** Begin **

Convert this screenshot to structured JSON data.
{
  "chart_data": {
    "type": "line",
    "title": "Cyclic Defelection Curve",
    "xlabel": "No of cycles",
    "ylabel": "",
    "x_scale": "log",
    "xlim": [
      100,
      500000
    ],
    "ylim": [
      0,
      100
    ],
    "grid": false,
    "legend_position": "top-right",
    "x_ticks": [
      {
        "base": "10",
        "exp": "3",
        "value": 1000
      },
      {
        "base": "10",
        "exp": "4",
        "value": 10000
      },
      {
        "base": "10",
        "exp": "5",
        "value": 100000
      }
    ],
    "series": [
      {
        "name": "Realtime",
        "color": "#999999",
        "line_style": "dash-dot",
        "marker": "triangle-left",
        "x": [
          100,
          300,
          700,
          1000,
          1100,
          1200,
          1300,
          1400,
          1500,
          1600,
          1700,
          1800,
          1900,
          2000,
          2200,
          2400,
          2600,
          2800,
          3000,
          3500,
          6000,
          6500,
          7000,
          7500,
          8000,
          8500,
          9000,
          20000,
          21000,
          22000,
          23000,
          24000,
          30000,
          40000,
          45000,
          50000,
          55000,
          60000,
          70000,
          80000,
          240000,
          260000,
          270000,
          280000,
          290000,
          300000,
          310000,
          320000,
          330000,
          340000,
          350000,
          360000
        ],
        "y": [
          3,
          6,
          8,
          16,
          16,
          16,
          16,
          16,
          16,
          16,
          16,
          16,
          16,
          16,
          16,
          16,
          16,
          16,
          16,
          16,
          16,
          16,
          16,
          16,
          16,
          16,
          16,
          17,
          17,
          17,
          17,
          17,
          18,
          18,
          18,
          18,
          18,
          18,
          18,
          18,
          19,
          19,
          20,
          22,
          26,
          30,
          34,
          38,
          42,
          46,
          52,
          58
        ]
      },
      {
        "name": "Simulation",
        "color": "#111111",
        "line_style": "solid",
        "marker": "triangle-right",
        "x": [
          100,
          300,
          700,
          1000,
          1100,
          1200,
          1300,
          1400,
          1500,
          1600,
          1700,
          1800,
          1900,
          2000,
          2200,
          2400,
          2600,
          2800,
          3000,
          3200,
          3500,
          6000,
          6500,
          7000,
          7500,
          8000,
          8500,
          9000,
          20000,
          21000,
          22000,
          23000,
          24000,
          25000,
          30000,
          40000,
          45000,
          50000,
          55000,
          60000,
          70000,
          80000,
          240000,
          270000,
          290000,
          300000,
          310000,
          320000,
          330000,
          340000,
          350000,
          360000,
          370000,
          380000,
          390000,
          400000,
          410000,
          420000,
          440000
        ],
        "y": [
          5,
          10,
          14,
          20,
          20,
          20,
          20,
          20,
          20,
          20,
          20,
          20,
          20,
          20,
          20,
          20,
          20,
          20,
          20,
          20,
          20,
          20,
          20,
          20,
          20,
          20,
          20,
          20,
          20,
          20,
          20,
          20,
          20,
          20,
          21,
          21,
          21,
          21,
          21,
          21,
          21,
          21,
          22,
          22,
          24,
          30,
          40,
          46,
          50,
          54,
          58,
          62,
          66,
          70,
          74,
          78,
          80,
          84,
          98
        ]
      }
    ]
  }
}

** End **

YOUR INSTRUCTIONS:
Return the entries in full, keeping every line exactly as it is.

ANSWER TO THIS PROBLEM:
Convert this screenshot to structured JSON data.
{
  "chart_data": {
    "type": "line",
    "title": "Cyclic Defelection Curve",
    "xlabel": "No of cycles",
    "ylabel": "",
    "x_scale": "log",
    "xlim": [
      100,
      500000
    ],
    "ylim": [
      0,
      100
    ],
    "grid": false,
    "legend_position": "top-right",
    "x_ticks": [
      {
        "base": "10",
        "exp": "3",
        "value": 1000
      },
      {
        "base": "10",
        "exp": "4",
        "value": 10000
      },
      {
        "base": "10",
        "exp": "5",
        "value": 100000
      }
    ],
    "series": [
      {
        "name": "Realtime",
        "color": "#999999",
        "line_style": "dash-dot",
        "marker": "triangle-left",
        "x": [
          100,
          300,
          700,
          1000,
          1100,
          1200,
          1300,
          1400,
          1500,
          1600,
          1700,
          1800,
          1900,
          2000,
          2200,
          2400,
          2600,
          2800,
          3000,
          3500,
          6000,
          6500,
          7000,
          7500,
          8000,
          8500,
          9000,
          20000,
          21000,
          22000,
          23000,
          24000,
          30000,
          40000,
          45000,
          50000,
          55000,
          60000,
          70000,
          80000,
          240000,
          260000,
          270000,
          280000,
          290000,
          300000,
          310000,
          320000,
          330000,
          340000,
          350000,
          360000
        ],
        "y": [
          3,
          6,
          8,
          16,
          16,
          16,
          16,
          16,
          16,
          16,
          16,
          16,
          16,
          16,
          16,
          16,
          16,
          16,
          16,
          16,
          16,
          16,
          16,
          16,
          16,
          16,
          16,
          17,
          17,
          17,
          17,
          17,
          18,
          18,
          18,
          18,
          18,
          18,
          18,
          18,
          19,
          19,
          20,
          22,
          26,
          30,
          34,
          38,
          42,
          46,
          52,
          58
        ]
      },
      {
        "name": "Simulation",
        "color": "#111111",
        "line_style": "solid",
        "marker": "triangle-right",
        "x": [
          100,
          300,
          700,
          1000,
          1100,
          1200,
          1300,
          1400,
          1500,
          1600,
          1700,
          1800,
          1900,
          2000,
          2200,
          2400,
          2600,
          2800,
          3000,
          3200,
          3500,
          6000,
          6500,
          7000,
          7500,
          8000,
          8500,
          9000,
          20000,
          21000,
          22000,
          23000,
          24000,
          25000,
          30000,
          40000,
          45000,
          50000,
          55000,
          60000,
          70000,
          80000,
          240000,
          270000,
          290000,
          300000,
          310000,
          320000,
          330000,
          340000,
          350000,
          360000,
          370000,
          380000,
          390000,
          400000,
          410000,
          420000,
          440000
        ],
        "y": [
          5,
          10,
          14,
          20,
          20,
          20,
          20,
          20,
          20,
          20,
          20,
          20,
          20,
          20,
          20,
          20,
          20,
          20,
          20,
          20,
          20,
          20,
          20,
          20,
          20,
          20,
          20,
          20,
          20,
          20,
          20,
          20,
          20,
          20,
          21,
          21,
          21,
          21,
          21,
          21,
          21,
          21,
          22,
          22,
          24,
          30,
          40,
          46,
          50,
          54,
          58,
          62,
          66,
          70,
          74,
          78,
          80,
          84,
          98
        ]
      }
    ]
  }
}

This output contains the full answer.